Collected data entries
>>>

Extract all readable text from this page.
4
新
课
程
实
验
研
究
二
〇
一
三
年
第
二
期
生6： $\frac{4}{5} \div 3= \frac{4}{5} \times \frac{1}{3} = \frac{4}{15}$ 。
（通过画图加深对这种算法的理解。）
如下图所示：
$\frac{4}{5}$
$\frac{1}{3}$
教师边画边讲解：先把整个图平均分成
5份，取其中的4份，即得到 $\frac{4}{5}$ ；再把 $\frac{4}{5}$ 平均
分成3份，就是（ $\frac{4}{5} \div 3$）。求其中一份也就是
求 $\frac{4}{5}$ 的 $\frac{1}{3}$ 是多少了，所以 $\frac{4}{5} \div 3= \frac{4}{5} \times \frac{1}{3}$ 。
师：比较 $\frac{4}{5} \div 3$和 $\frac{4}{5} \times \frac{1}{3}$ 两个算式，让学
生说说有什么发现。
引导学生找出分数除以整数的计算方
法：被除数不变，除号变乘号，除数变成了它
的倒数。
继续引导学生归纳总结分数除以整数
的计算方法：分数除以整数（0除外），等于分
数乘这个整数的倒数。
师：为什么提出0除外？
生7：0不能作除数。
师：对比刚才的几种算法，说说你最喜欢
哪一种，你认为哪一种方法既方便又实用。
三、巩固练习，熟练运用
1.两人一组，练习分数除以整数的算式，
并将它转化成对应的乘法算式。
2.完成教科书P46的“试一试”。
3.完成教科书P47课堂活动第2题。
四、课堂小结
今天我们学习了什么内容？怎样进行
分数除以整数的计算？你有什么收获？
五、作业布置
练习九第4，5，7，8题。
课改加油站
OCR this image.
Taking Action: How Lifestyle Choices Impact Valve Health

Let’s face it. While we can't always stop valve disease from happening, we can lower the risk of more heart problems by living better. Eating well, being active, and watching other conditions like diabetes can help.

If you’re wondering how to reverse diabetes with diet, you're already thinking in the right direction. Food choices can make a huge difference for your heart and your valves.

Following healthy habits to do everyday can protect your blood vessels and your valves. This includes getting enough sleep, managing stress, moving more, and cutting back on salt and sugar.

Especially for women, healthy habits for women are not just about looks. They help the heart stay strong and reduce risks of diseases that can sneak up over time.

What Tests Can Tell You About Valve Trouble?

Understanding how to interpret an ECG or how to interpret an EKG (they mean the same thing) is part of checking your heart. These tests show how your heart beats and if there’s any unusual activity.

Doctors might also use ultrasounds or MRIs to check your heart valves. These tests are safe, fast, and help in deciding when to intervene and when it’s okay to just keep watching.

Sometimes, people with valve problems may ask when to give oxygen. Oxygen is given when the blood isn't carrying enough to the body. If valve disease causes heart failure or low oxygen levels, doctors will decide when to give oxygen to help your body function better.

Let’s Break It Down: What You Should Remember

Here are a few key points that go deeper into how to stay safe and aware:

<<<

TASK INSTRUCTIONS: Each line of the material should be duplicated exactly, please.

SOLUTION:
Extract all readable text from this page.
4
新
课
程
实
验
研
究
二
〇
一
三
年
第
二
期
生6： $\frac{4}{5} \div 3= \frac{4}{5} \times \frac{1}{3} = \frac{4}{15}$ 。
（通过画图加深对这种算法的理解。）
如下图所示：
$\frac{4}{5}$
$\frac{1}{3}$
教师边画边讲解：先把整个图平均分成
5份，取其中的4份，即得到 $\frac{4}{5}$ ；再把 $\frac{4}{5}$ 平均
分成3份，就是（ $\frac{4}{5} \div 3$）。求其中一份也就是
求 $\frac{4}{5}$ 的 $\frac{1}{3}$ 是多少了，所以 $\frac{4}{5} \div 3= \frac{4}{5} \times \frac{1}{3}$ 。
师：比较 $\frac{4}{5} \div 3$和 $\frac{4}{5} \times \frac{1}{3}$ 两个算式，让学
生说说有什么发现。
引导学生找出分数除以整数的计算方
法：被除数不变，除号变乘号，除数变成了它
的倒数。
继续引导学生归纳总结分数除以整数
的计算方法：分数除以整数（0除外），等于分
数乘这个整数的倒数。
师：为什么提出0除外？
生7：0不能作除数。
师：对比刚才的几种算法，说说你最喜欢
哪一种，你认为哪一种方法既方便又实用。
三、巩固练习，熟练运用
1.两人一组，练习分数除以整数的算式，
并将它转化成对应的乘法算式。
2.完成教科书P46的“试一试”。
3.完成教科书P47课堂活动第2题。
四、课堂小结
今天我们学习了什么内容？怎样进行
分数除以整数的计算？你有什么收获？
五、作业布置
练习九第4，5，7，8题。
课改加油站
OCR this image.
Taking Action: How Lifestyle Choices Impact Valve Health

Let’s face it. While we can't always stop valve disease from happening, we can lower the risk of more heart problems by living better. Eating well, being active, and watching other conditions like diabetes can help.

If you’re wondering how to reverse diabetes with diet, you're already thinking in the right direction. Food choices can make a huge difference for your heart and your valves.

Following healthy habits to do everyday can protect your blood vessels and your valves. This includes getting enough sleep, managing stress, moving more, and cutting back on salt and sugar.

Especially for women, healthy habits for women are not just about looks. They help the heart stay strong and reduce risks of diseases that can sneak up over time.

What Tests Can Tell You About Valve Trouble?

Understanding how to interpret an ECG or how to interpret an EKG (they mean the same thing) is part of checking your heart. These tests show how your heart beats and if there’s any unusual activity.

Doctors might also use ultrasounds or MRIs to check your heart valves. These tests are safe, fast, and help in deciding when to intervene and when it’s okay to just keep watching.

Sometimes, people with valve problems may ask when to give oxygen. Oxygen is given when the blood isn't carrying enough to the body. If valve disease causes heart failure or low oxygen levels, doctors will decide when to give oxygen to help your body function better.

Let’s Break It Down: What You Should Remember

Here are a few key points that go deeper into how to stay safe and aware:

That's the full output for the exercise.